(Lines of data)
---
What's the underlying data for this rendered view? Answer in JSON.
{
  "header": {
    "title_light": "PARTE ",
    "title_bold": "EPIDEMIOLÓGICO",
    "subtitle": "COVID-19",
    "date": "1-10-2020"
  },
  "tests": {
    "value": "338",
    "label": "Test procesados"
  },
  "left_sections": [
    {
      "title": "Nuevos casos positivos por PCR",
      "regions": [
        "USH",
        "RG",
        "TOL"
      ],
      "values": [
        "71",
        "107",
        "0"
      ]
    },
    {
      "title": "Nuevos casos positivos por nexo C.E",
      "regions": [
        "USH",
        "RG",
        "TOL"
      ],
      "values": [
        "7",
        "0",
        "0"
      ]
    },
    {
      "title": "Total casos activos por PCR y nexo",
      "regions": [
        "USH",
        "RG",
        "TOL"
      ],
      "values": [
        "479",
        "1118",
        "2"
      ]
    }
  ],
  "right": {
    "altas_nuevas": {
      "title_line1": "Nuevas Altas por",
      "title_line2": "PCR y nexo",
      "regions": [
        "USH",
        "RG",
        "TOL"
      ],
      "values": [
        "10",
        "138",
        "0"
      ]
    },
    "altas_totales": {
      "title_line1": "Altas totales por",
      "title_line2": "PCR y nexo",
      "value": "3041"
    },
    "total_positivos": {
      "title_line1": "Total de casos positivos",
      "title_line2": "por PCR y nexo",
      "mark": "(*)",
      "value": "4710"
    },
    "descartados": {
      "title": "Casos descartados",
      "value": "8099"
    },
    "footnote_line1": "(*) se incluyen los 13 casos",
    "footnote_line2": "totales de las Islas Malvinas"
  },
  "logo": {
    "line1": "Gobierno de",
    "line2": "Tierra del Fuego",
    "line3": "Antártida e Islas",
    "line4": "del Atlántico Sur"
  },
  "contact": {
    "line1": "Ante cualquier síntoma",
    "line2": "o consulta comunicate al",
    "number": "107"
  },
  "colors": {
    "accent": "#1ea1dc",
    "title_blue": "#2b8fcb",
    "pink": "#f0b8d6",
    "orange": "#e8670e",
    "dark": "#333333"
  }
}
---
*Exercise details*:
Look through the data and gather every line with the string "Nuevos" in it.

*Exercise response*:
      "title": "Nuevos casos positivos por PCR",
      "title": "Nuevos casos positivos por nexo C.E",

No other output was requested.